§ DESCRIPTION OF THE TASK: Nothing but the lines from the one containing "Convert this screenshot" to the end of the data should be returned, each exactly as written.

Begin DATA FOR THIS TASK

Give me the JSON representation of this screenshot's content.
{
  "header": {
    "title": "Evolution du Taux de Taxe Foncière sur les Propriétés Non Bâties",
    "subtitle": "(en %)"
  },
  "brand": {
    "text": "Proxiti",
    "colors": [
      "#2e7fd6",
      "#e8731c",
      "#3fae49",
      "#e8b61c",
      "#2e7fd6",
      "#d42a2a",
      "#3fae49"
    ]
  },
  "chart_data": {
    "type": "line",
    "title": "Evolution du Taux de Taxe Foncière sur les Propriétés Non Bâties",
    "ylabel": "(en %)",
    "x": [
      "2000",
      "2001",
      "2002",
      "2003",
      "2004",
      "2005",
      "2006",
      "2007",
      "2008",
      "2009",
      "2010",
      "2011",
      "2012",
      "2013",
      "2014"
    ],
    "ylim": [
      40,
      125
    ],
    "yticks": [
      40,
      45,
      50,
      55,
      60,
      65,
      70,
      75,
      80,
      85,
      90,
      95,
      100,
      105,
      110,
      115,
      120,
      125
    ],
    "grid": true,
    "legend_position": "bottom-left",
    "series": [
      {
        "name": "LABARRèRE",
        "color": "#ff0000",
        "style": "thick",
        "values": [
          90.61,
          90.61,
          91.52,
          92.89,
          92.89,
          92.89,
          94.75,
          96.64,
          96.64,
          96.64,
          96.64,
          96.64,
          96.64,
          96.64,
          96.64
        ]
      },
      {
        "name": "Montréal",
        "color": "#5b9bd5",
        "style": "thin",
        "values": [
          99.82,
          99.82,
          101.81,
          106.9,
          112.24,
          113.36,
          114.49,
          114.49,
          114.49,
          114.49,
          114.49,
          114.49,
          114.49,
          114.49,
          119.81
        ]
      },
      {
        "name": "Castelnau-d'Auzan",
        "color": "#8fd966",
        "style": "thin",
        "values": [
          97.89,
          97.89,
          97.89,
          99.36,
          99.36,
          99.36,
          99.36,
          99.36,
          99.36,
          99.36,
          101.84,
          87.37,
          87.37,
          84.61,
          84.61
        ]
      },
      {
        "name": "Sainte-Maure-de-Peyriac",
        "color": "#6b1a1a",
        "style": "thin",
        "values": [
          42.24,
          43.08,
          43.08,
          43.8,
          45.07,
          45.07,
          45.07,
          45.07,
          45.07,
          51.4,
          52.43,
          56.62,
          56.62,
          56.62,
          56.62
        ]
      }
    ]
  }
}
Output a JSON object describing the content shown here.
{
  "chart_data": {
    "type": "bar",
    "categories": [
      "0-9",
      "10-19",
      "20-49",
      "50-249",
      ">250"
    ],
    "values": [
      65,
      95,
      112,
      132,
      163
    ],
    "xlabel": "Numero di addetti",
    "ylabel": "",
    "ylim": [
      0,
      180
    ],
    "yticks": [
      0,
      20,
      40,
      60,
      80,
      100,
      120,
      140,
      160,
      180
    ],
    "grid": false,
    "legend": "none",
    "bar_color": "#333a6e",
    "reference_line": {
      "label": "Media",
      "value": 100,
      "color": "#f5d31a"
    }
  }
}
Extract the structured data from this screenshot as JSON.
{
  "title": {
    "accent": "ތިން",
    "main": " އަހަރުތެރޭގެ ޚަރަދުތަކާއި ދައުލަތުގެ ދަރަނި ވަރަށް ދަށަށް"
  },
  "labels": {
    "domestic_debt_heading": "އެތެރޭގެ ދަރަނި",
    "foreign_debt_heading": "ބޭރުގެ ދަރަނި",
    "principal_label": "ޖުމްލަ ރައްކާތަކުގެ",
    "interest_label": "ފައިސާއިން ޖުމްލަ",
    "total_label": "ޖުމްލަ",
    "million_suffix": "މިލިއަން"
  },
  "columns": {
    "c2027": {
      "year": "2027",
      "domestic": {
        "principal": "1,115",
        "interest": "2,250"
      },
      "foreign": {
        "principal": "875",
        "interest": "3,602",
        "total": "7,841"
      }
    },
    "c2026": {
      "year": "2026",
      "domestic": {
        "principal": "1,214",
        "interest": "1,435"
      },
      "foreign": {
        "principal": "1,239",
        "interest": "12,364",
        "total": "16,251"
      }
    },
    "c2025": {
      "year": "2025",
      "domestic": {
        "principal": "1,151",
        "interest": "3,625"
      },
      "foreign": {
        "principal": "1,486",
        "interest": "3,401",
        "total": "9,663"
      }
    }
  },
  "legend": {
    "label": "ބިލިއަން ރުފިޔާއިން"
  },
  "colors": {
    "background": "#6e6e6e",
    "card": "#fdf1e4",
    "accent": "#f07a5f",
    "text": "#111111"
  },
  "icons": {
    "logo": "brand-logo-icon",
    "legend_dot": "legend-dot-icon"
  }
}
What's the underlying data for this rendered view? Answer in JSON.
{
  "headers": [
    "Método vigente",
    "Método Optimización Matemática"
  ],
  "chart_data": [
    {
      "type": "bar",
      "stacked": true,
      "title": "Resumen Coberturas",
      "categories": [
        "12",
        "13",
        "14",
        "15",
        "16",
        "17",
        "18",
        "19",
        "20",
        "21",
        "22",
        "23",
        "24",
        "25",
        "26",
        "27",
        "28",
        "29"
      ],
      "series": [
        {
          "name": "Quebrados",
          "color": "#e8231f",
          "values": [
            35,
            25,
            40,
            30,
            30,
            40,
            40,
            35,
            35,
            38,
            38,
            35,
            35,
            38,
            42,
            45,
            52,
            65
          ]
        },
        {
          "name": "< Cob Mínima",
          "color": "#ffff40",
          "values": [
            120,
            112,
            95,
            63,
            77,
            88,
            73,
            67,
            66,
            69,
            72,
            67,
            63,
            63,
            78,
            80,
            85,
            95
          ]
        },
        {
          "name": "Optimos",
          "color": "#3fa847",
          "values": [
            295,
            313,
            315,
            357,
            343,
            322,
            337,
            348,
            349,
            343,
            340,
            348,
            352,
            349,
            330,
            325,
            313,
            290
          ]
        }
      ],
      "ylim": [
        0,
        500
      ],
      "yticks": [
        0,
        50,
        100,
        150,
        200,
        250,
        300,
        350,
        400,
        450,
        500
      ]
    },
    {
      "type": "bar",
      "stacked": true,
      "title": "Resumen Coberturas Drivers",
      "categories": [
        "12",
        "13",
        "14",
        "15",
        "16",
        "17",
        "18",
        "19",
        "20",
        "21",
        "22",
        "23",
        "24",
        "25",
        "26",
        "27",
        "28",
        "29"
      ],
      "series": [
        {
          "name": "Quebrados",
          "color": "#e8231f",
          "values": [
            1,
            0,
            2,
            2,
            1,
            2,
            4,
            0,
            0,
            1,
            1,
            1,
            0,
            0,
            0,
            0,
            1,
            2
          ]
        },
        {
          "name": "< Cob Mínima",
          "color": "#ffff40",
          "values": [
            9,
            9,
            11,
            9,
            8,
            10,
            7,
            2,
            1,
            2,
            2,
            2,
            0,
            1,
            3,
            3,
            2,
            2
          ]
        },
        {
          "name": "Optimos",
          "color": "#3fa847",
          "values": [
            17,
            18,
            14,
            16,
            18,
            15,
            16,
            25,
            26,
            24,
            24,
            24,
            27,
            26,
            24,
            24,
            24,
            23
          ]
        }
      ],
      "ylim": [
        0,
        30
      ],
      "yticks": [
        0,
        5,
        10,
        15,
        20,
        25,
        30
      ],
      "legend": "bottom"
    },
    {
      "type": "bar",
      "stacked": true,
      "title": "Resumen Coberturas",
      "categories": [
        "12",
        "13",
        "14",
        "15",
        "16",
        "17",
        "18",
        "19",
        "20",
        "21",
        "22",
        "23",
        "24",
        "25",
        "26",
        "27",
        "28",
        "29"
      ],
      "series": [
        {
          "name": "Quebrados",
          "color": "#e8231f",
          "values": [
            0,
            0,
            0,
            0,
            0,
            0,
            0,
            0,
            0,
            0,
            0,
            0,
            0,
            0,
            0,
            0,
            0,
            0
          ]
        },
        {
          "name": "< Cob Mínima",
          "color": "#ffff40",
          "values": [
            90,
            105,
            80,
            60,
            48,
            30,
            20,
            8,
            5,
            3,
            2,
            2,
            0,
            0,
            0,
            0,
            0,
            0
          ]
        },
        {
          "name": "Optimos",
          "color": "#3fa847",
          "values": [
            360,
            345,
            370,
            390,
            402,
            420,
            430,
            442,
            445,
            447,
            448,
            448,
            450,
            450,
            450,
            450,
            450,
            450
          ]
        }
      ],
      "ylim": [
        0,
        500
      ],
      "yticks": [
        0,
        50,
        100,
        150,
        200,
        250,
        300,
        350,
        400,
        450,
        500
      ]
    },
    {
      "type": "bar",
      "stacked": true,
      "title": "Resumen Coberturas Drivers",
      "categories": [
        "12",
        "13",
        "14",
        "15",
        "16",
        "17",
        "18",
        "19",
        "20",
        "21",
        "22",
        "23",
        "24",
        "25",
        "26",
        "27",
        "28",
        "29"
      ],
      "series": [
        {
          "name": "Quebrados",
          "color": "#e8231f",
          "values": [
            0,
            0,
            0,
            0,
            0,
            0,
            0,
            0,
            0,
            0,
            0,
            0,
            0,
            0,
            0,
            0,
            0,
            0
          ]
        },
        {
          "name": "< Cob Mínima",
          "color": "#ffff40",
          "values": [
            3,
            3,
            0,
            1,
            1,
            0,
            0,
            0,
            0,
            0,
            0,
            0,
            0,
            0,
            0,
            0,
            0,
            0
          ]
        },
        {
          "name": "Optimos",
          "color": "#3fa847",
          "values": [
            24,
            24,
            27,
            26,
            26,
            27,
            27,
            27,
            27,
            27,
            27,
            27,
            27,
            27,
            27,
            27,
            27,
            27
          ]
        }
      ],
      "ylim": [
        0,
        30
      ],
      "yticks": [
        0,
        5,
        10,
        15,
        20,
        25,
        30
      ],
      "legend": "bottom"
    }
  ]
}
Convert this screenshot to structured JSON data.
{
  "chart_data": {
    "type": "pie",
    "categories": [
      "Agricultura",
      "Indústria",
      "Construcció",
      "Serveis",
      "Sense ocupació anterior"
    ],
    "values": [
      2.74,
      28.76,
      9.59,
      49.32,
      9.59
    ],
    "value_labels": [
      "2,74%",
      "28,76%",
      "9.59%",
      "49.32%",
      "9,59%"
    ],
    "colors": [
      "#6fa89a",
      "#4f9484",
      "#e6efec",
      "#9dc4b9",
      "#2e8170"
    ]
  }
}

End DATA FOR THIS TASK

§ OUTPUT:
Convert this screenshot to structured JSON data.
{
  "chart_data": {
    "type": "pie",
    "categories": [
      "Agricultura",
      "Indústria",
      "Construcció",
      "Serveis",
      "Sense ocupació anterior"
    ],
    "values": [
      2.74,
      28.76,
      9.59,
      49.32,
      9.59
    ],
    "value_labels": [
      "2,74%",
      "28,76%",
      "9.59%",
      "49.32%",
      "9,59%"
    ],
    "colors": [
      "#6fa89a",
      "#4f9484",
      "#e6efec",
      "#9dc4b9",
      "#2e8170"
    ]
  }
}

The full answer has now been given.